▸ **Problem statement**
Please return, without changing a character, every line from the one containing "Patent image size: (1046, 941)." through the last line of the rows, including both of those lines.

-- start of Data supplied --

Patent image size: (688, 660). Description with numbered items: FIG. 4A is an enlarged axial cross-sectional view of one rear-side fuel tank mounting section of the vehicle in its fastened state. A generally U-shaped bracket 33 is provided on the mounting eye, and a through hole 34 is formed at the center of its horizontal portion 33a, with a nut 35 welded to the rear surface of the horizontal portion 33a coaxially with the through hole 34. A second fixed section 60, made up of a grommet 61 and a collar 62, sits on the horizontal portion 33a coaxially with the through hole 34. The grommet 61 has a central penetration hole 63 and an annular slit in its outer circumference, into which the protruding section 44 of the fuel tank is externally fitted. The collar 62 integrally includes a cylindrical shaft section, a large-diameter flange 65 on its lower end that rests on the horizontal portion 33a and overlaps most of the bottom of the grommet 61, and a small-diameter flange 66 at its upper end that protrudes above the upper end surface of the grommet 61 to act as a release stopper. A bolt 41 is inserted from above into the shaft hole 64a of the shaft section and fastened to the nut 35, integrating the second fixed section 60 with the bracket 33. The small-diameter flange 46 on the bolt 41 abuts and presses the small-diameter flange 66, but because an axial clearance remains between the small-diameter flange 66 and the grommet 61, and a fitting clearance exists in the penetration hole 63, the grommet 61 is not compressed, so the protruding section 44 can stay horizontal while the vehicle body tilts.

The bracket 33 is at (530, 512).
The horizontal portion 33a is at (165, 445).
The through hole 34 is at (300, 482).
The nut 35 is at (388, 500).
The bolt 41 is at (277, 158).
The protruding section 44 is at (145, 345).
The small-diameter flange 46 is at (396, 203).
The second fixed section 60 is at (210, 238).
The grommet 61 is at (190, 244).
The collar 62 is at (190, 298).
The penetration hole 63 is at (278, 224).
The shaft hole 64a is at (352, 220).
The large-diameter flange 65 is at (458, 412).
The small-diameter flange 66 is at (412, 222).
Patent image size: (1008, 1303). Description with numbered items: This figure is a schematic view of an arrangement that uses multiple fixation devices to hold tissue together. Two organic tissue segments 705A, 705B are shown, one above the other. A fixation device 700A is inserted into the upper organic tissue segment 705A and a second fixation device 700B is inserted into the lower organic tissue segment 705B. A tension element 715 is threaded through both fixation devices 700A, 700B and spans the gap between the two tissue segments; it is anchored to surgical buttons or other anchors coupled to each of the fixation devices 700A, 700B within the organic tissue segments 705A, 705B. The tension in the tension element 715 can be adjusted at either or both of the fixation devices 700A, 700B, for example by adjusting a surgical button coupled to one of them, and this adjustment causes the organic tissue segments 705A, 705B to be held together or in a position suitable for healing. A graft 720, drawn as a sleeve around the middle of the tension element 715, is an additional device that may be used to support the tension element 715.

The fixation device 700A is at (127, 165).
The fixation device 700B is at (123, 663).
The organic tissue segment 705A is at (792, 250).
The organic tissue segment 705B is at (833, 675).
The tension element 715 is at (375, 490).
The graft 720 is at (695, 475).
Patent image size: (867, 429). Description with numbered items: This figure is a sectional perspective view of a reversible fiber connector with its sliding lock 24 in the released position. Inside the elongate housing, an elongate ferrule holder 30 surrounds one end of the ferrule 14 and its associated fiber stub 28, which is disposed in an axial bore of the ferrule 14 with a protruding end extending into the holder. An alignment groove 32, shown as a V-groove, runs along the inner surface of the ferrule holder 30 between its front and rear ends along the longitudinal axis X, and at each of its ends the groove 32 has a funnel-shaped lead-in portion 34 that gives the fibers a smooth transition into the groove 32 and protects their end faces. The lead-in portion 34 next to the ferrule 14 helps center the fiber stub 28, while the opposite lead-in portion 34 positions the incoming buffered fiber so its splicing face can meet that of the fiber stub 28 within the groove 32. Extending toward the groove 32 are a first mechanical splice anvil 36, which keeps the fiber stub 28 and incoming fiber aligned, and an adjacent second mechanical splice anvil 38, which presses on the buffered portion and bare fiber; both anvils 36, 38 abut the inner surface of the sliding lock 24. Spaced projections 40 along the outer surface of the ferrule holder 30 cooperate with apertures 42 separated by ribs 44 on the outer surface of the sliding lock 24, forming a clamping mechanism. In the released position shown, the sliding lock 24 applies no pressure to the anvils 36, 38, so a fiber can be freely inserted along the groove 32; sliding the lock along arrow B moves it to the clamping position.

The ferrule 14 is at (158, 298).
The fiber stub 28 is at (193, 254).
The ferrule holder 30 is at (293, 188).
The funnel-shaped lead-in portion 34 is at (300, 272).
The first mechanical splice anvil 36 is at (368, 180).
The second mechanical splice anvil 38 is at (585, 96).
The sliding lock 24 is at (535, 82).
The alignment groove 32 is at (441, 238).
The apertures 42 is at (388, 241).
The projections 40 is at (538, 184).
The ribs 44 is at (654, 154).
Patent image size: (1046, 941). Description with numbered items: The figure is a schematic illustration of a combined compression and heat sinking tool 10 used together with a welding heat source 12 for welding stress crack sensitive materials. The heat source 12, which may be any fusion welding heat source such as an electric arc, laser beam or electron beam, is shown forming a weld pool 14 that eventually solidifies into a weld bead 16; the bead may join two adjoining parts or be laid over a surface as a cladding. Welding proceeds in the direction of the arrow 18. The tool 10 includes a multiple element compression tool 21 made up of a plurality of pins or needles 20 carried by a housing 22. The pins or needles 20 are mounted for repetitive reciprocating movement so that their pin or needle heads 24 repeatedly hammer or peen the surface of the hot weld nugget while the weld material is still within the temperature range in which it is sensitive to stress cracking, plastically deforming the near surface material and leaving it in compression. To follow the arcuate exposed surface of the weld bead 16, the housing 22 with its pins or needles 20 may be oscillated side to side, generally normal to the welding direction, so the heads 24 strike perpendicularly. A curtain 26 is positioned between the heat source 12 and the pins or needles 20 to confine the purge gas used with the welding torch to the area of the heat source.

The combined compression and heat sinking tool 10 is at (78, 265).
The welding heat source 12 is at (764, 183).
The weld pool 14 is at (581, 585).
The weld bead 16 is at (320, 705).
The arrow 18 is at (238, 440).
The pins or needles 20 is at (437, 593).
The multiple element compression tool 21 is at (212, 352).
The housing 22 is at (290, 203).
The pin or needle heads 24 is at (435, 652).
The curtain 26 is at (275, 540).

-- end of Data supplied --

▸ **Output of the exercise**
Patent image size: (1046, 941). Description with numbered items: The figure is a schematic illustration of a combined compression and heat sinking tool 10 used together with a welding heat source 12 for welding stress crack sensitive materials. The heat source 12, which may be any fusion welding heat source such as an electric arc, laser beam or electron beam, is shown forming a weld pool 14 that eventually solidifies into a weld bead 16; the bead may join two adjoining parts or be laid over a surface as a cladding. Welding proceeds in the direction of the arrow 18. The tool 10 includes a multiple element compression tool 21 made up of a plurality of pins or needles 20 carried by a housing 22. The pins or needles 20 are mounted for repetitive reciprocating movement so that their pin or needle heads 24 repeatedly hammer or peen the surface of the hot weld nugget while the weld material is still within the temperature range in which it is sensitive to stress cracking, plastically deforming the near surface material and leaving it in compression. To follow the arcuate exposed surface of the weld bead 16, the housing 22 with its pins or needles 20 may be oscillated side to side, generally normal to the welding direction, so the heads 24 strike perpendicularly. A curtain 26 is positioned between the heat source 12 and the pins or needles 20 to confine the purge gas used with the welding torch to the area of the heat source.

The combined compression and heat sinking tool 10 is at (78, 265).
The welding heat source 12 is at (764, 183).
The weld pool 14 is at (581, 585).
The weld bead 16 is at (320, 705).
The arrow 18 is at (238, 440).
The pins or needles 20 is at (437, 593).
The multiple element compression tool 21 is at (212, 352).
The housing 22 is at (290, 203).
The pin or needle heads 24 is at (435, 652).
The curtain 26 is at (275, 540).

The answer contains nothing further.